What follows is a listing. Return every line of it exactly.

• **Raw data**:
--- START ---

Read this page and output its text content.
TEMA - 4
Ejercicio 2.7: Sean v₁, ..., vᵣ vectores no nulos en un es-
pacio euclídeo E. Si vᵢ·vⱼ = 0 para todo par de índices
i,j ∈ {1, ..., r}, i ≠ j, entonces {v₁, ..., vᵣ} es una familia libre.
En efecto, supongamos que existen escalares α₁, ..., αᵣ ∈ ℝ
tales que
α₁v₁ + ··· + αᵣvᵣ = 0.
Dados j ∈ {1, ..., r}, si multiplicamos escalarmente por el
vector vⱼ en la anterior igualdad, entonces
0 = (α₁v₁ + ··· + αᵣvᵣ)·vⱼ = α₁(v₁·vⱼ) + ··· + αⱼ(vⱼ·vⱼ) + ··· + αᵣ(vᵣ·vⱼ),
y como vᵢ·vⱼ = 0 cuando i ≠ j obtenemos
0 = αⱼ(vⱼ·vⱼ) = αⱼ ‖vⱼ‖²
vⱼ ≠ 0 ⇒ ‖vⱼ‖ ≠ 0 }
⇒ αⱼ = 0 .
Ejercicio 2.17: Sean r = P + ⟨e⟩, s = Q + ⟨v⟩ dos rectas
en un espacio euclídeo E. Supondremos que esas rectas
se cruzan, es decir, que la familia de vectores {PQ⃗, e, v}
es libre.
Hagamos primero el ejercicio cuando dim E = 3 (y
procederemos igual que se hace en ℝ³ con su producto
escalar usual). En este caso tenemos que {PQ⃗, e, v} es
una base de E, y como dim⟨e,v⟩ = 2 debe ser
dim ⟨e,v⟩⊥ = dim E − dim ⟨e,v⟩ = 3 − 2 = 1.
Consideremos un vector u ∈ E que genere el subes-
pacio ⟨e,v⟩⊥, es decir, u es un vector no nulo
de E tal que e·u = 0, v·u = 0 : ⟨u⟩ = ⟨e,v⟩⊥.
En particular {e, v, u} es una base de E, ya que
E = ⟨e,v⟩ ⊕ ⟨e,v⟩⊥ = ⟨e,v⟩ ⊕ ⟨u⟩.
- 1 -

--- END ---

• **Correct result**:
Read this page and output its text content.
TEMA - 4
Ejercicio 2.7: Sean v₁, ..., vᵣ vectores no nulos en un es-
pacio euclídeo E. Si vᵢ·vⱼ = 0 para todo par de índices
i,j ∈ {1, ..., r}, i ≠ j, entonces {v₁, ..., vᵣ} es una familia libre.
En efecto, supongamos que existen escalares α₁, ..., αᵣ ∈ ℝ
tales que
α₁v₁ + ··· + αᵣvᵣ = 0.
Dados j ∈ {1, ..., r}, si multiplicamos escalarmente por el
vector vⱼ en la anterior igualdad, entonces
0 = (α₁v₁ + ··· + αᵣvᵣ)·vⱼ = α₁(v₁·vⱼ) + ··· + αⱼ(vⱼ·vⱼ) + ··· + αᵣ(vᵣ·vⱼ),
y como vᵢ·vⱼ = 0 cuando i ≠ j obtenemos
0 = αⱼ(vⱼ·vⱼ) = αⱼ ‖vⱼ‖²
vⱼ ≠ 0 ⇒ ‖vⱼ‖ ≠ 0 }
⇒ αⱼ = 0 .
Ejercicio 2.17: Sean r = P + ⟨e⟩, s = Q + ⟨v⟩ dos rectas
en un espacio euclídeo E. Supondremos que esas rectas
se cruzan, es decir, que la familia de vectores {PQ⃗, e, v}
es libre.
Hagamos primero el ejercicio cuando dim E = 3 (y
procederemos igual que se hace en ℝ³ con su producto
escalar usual). En este caso tenemos que {PQ⃗, e, v} es
una base de E, y como dim⟨e,v⟩ = 2 debe ser
dim ⟨e,v⟩⊥ = dim E − dim ⟨e,v⟩ = 3 − 2 = 1.
Consideremos un vector u ∈ E que genere el subes-
pacio ⟨e,v⟩⊥, es decir, u es un vector no nulo
de E tal que e·u = 0, v·u = 0 : ⟨u⟩ = ⟨e,v⟩⊥.
En particular {e, v, u} es una base de E, ya que
E = ⟨e,v⟩ ⊕ ⟨e,v⟩⊥ = ⟨e,v⟩ ⊕ ⟨u⟩.
- 1 -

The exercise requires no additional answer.